What this task involves » Some lines in the entries contain the word "Fahrt". Copy all of them.

Information given »
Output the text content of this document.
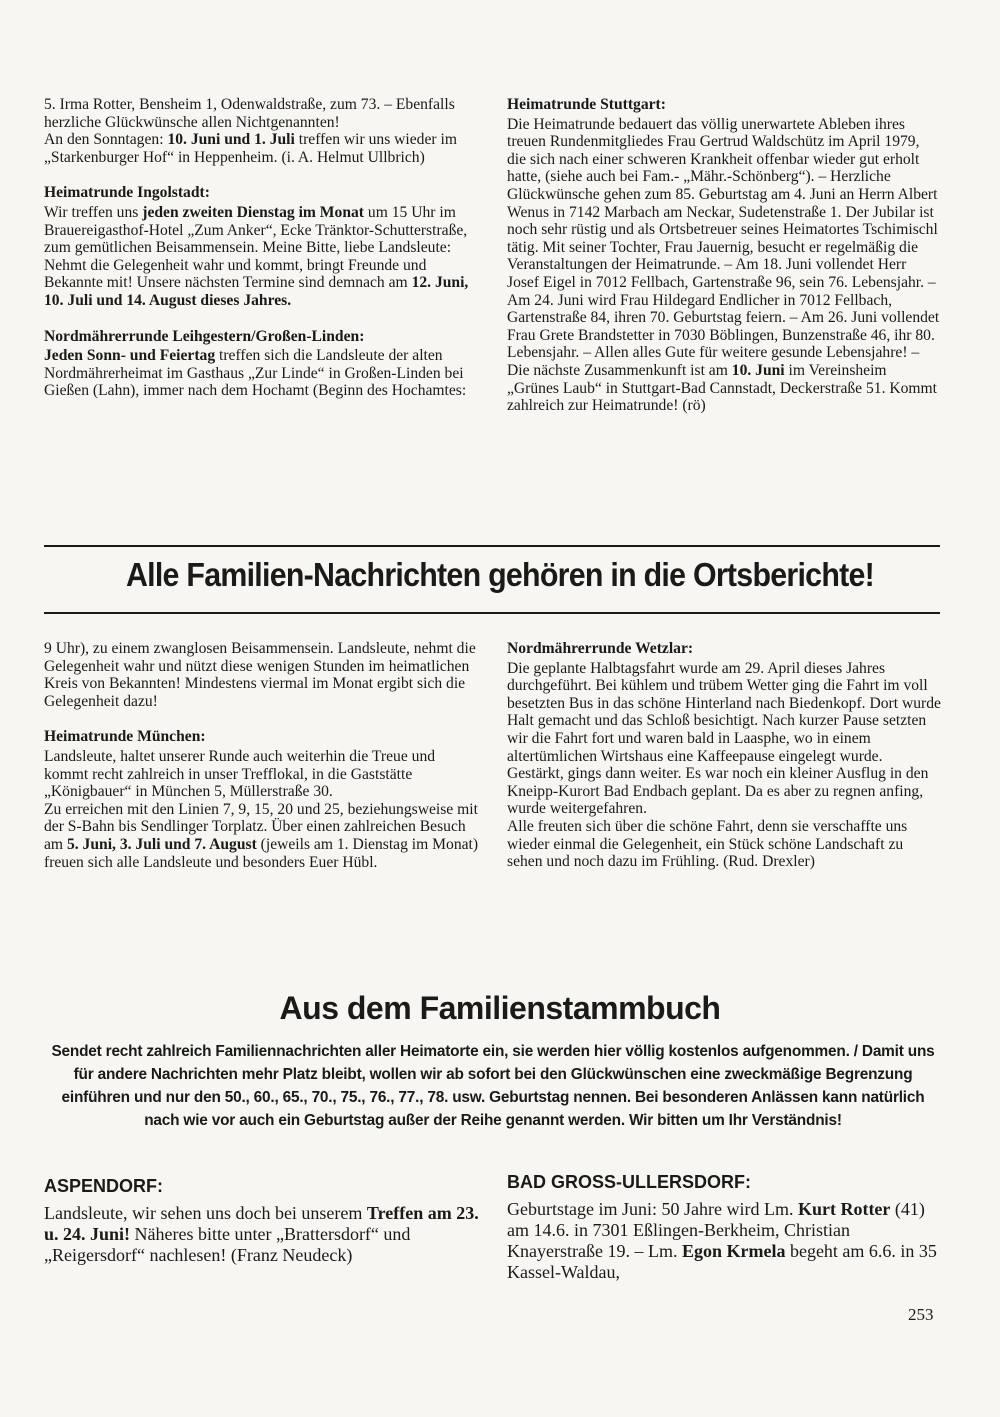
5. Irma Rotter, Bensheim 1, Odenwaldstraße, zum 73. – Ebenfalls herzliche Glückwünsche allen Nichtgenannten!

An den Sonntagen: 10. Juni und 1. Juli treffen wir uns wieder im „Starkenburger Hof“ in Heppenheim. (i. A. Helmut Ullbrich)

Heimatrunde Ingolstadt:

Wir treffen uns jeden zweiten Dienstag im Monat um 15 Uhr im Brauereigasthof-Hotel „Zum Anker“, Ecke Tränktor-Schutterstraße, zum gemütlichen Beisammensein. Meine Bitte, liebe Landsleute: Nehmt die Gelegenheit wahr und kommt, bringt Freunde und Bekannte mit! Unsere nächsten Termine sind demnach am 12. Juni, 10. Juli und 14. August dieses Jahres.

Nordmährerrunde Leihgestern/Großen-Linden:

Jeden Sonn- und Feiertag treffen sich die Landsleute der alten Nordmährerheimat im Gasthaus „Zur Linde“ in Großen-Linden bei Gießen (Lahn), immer nach dem Hochamt (Beginn des Hochamtes:

Heimatrunde Stuttgart:

Die Heimatrunde bedauert das völlig unerwartete Ableben ihres treuen Rundenmitgliedes Frau Gertrud Waldschütz im April 1979, die sich nach einer schweren Krankheit offenbar wieder gut erholt hatte, (siehe auch bei Fam.- „Mähr.-Schönberg“). – Herzliche Glückwünsche gehen zum 85. Geburtstag am 4. Juni an Herrn Albert Wenus in 7142 Marbach am Neckar, Sudetenstraße 1. Der Jubilar ist noch sehr rüstig und als Ortsbetreuer seines Heimatortes Tschimischl tätig. Mit seiner Tochter, Frau Jauernig, besucht er regelmäßig die Veranstaltungen der Heimatrunde. – Am 18. Juni vollendet Herr Josef Eigel in 7012 Fellbach, Gartenstraße 96, sein 76. Lebensjahr. – Am 24. Juni wird Frau Hildegard Endlicher in 7012 Fellbach, Gartenstraße 84, ihren 70. Geburtstag feiern. – Am 26. Juni vollendet Frau Grete Brandstetter in 7030 Böblingen, Bunzenstraße 46, ihr 80. Lebensjahr. – Allen alles Gute für weitere gesunde Lebensjahre! – Die nächste Zusammenkunft ist am 10. Juni im Vereinsheim „Grünes Laub“ in Stuttgart-Bad Cannstadt, Deckerstraße 51. Kommt zahlreich zur Heimatrunde! (rö)

Alle Familien-Nachrichten gehören in die Ortsberichte!

9 Uhr), zu einem zwanglosen Beisammensein. Landsleute, nehmt die Gelegenheit wahr und nützt diese wenigen Stunden im heimatlichen Kreis von Bekannten! Mindestens viermal im Monat ergibt sich die Gelegenheit dazu!

Heimatrunde München:

Landsleute, haltet unserer Runde auch weiterhin die Treue und kommt recht zahlreich in unser Trefflokal, in die Gaststätte „Königbauer“ in München 5, Müllerstraße 30.

Zu erreichen mit den Linien 7, 9, 15, 20 und 25, beziehungsweise mit der S-Bahn bis Sendlinger Torplatz. Über einen zahlreichen Besuch am 5. Juni, 3. Juli und 7. August (jeweils am 1. Dienstag im Monat) freuen sich alle Landsleute und besonders Euer Hübl.

Nordmährerrunde Wetzlar:

Die geplante Halbtagsfahrt wurde am 29. April dieses Jahres durchgeführt. Bei kühlem und trübem Wetter ging die Fahrt im voll besetzten Bus in das schöne Hinterland nach Biedenkopf. Dort wurde Halt gemacht und das Schloß besichtigt. Nach kurzer Pause setzten wir die Fahrt fort und waren bald in Laasphe, wo in einem altertümlichen Wirtshaus eine Kaffeepause eingelegt wurde. Gestärkt, gings dann weiter. Es war noch ein kleiner Ausflug in den Kneipp-Kurort Bad Endbach geplant. Da es aber zu regnen anfing, wurde weitergefahren.

Alle freuten sich über die schöne Fahrt, denn sie verschaffte uns wieder einmal die Gelegenheit, ein Stück schöne Landschaft zu sehen und noch dazu im Frühling. (Rud. Drexler)

Aus dem Familienstammbuch
Sendet recht zahlreich Familiennachrichten aller Heimatorte ein, sie werden hier völlig kostenlos aufgenommen. / Damit uns für andere Nachrichten mehr Platz bleibt, wollen wir ab sofort bei den Glückwünschen eine zweckmäßige Begrenzung einführen und nur den 50., 60., 65., 70., 75., 76., 77., 78. usw. Geburtstag nennen. Bei besonderen Anlässen kann natürlich nach wie vor auch ein Geburtstag außer der Reihe genannt werden. Wir bitten um Ihr Verständnis!
ASPENDORF:

Landsleute, wir sehen uns doch bei unserem Treffen am 23. u. 24. Juni! Näheres bitte unter „Brattersdorf“ und „Reigersdorf“ nachlesen! (Franz Neudeck)

BAD GROSS-ULLERSDORF:

Geburtstage im Juni: 50 Jahre wird Lm. Kurt Rotter (41) am 14.6. in 7301 Eßlingen-Berkheim, Christian Knayerstraße 19. – Lm. Egon Krmela begeht am 6.6. in 35 Kassel-Waldau,

253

Task answer »
Die geplante Halbtagsfahrt wurde am 29. April dieses Jahres durchgeführt. Bei kühlem und trübem Wetter ging die Fahrt im voll besetzten Bus in das schöne Hinterland nach Biedenkopf. Dort wurde Halt gemacht und das Schloß besichtigt. Nach kurzer Pause setzten wir die Fahrt fort und waren bald in Laasphe, wo in einem altertümlichen Wirtshaus eine Kaffeepause eingelegt wurde. Gestärkt, gings dann weiter. Es war noch ein kleiner Ausflug in den Kneipp-Kurort Bad Endbach geplant. Da es aber zu regnen anfing, wurde weitergefahren.
Alle freuten sich über die schöne Fahrt, denn sie verschaffte uns wieder einmal die Gelegenheit, ein Stück schöne Landschaft zu sehen und noch dazu im Frühling. (Rud. Drexler)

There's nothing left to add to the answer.